* START Records supplied *

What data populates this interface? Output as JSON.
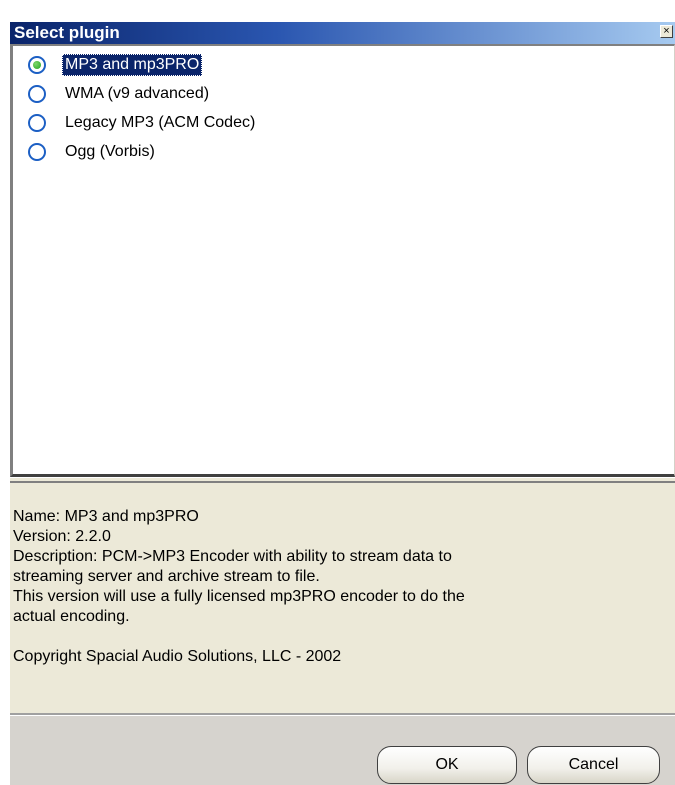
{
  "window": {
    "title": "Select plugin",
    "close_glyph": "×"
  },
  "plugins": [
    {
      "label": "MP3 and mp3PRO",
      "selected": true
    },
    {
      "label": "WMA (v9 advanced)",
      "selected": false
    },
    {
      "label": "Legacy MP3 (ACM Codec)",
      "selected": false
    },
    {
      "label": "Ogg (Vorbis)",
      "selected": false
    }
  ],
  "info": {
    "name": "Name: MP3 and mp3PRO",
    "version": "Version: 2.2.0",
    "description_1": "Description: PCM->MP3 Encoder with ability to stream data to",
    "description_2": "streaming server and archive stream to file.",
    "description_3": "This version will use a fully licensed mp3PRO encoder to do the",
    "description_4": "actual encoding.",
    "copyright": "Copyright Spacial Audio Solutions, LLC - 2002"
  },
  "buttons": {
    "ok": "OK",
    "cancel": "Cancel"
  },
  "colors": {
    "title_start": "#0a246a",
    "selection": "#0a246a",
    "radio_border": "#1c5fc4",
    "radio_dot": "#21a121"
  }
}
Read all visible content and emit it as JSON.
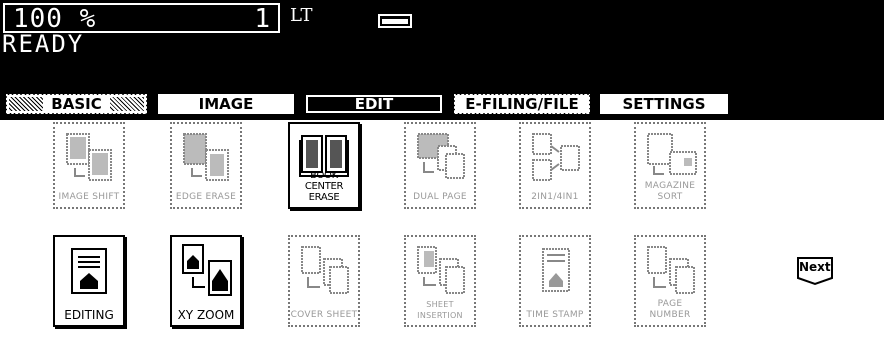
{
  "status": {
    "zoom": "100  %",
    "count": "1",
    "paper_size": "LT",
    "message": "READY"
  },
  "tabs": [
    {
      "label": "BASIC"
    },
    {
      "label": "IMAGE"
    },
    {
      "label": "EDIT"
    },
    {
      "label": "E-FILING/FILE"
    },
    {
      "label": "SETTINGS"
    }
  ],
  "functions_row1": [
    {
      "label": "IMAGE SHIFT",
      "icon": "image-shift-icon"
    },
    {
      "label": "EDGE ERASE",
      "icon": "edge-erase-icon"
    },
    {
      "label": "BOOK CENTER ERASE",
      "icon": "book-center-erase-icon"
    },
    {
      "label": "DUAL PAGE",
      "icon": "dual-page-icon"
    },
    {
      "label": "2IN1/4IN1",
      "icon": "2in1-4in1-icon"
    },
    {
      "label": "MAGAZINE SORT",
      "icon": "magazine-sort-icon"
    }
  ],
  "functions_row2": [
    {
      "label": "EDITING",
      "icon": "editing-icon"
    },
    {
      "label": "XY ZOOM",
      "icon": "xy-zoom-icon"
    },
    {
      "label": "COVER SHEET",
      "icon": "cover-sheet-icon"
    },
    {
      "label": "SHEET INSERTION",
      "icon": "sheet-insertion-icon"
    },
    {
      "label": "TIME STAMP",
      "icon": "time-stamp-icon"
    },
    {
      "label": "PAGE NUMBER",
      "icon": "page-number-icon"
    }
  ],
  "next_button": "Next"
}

* END Records supplied *
* START Records supplied *

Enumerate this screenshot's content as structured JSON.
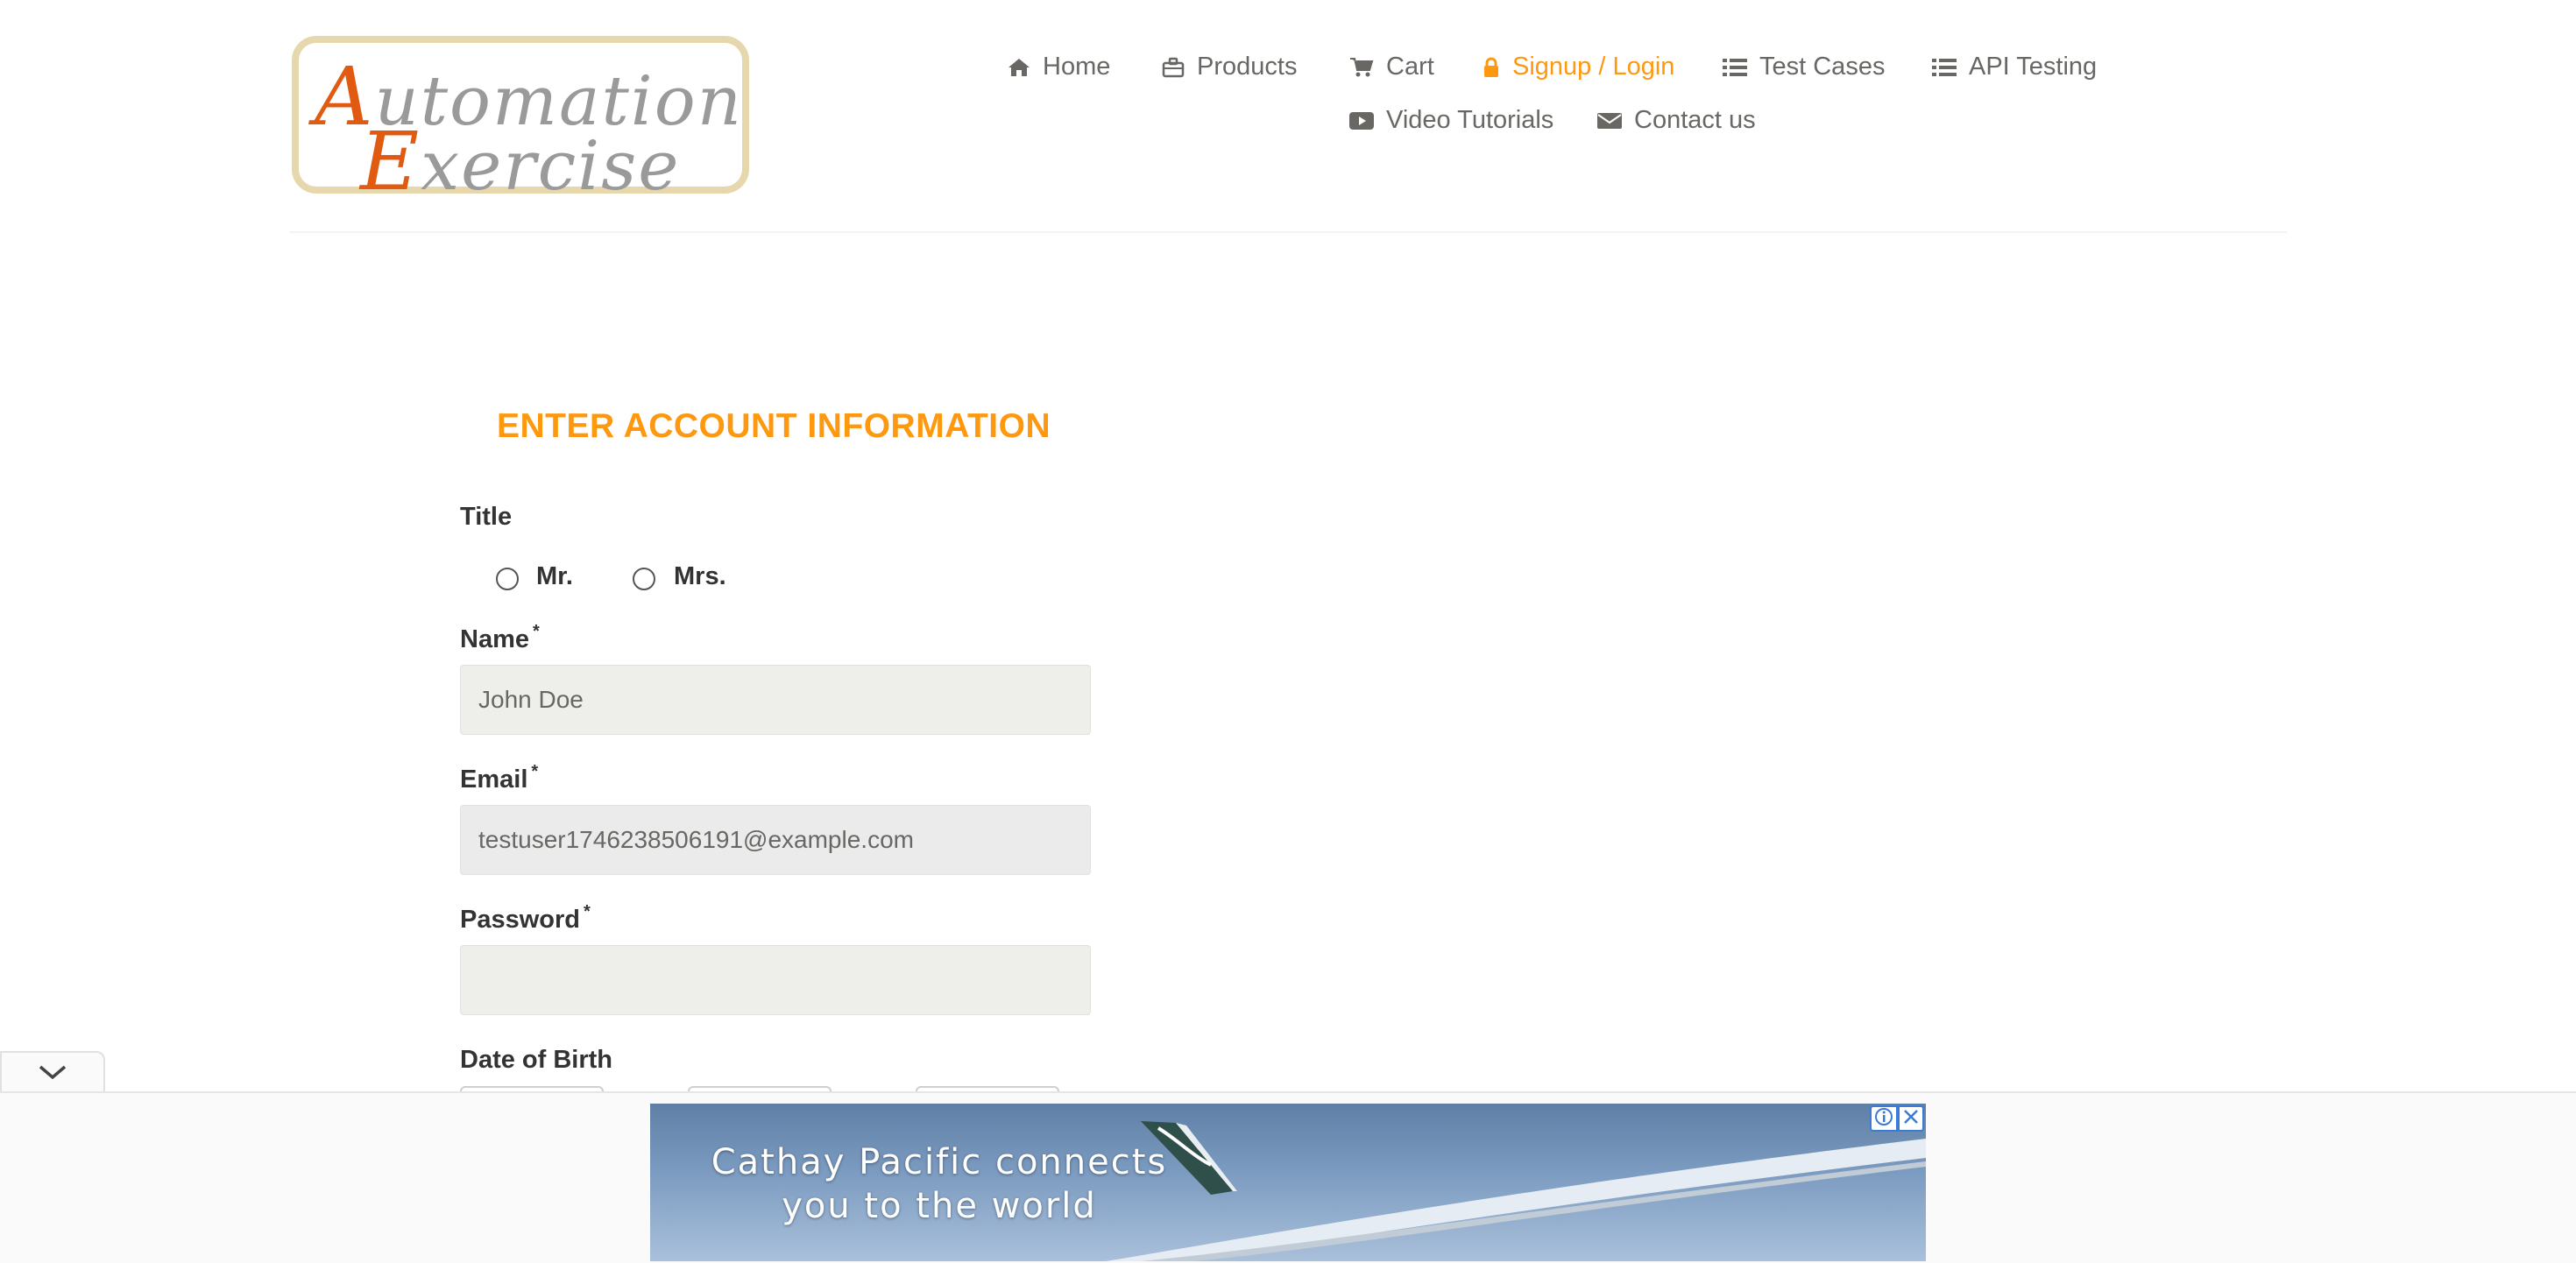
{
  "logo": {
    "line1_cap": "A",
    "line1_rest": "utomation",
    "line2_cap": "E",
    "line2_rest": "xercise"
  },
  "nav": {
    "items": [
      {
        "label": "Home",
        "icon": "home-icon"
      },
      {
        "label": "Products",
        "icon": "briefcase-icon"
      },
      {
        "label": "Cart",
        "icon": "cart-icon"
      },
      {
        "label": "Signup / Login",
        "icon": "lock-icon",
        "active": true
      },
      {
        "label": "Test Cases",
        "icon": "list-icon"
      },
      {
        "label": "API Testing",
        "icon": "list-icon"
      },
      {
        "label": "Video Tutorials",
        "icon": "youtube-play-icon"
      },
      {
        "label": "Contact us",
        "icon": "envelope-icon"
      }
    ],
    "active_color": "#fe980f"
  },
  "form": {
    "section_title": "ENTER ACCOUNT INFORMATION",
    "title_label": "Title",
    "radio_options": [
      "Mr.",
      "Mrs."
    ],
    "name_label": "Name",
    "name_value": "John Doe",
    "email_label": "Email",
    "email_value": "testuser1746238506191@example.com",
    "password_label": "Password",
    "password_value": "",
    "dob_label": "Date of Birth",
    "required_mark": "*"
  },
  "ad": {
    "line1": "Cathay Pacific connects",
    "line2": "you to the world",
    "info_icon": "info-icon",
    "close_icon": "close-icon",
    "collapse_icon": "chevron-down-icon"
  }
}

* END Records supplied *
* START Records supplied *

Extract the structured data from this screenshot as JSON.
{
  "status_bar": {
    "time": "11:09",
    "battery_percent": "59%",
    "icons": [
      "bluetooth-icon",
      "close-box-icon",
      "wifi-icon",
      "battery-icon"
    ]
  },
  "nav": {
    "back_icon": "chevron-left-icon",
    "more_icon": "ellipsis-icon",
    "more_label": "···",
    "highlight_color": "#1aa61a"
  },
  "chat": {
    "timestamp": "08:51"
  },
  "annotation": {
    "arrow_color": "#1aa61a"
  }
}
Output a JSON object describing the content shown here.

* END Records supplied *

What you will do. Taking the records above, retype every line from the one with "Extract the structured" down to the one with "Output a JSON", exactly and with nothing else.

Answer for the task.
Extract the structured data from this screenshot as JSON.
{
  "status_bar": {
    "time": "11:09",
    "battery_percent": "59%",
    "icons": [
      "bluetooth-icon",
      "close-box-icon",
      "wifi-icon",
      "battery-icon"
    ]
  },
  "nav": {
    "back_icon": "chevron-left-icon",
    "more_icon": "ellipsis-icon",
    "more_label": "···",
    "highlight_color": "#1aa61a"
  },
  "chat": {
    "timestamp": "08:51"
  },
  "annotation": {
    "arrow_color": "#1aa61a"
  }
}
Output a JSON object describing the content shown here.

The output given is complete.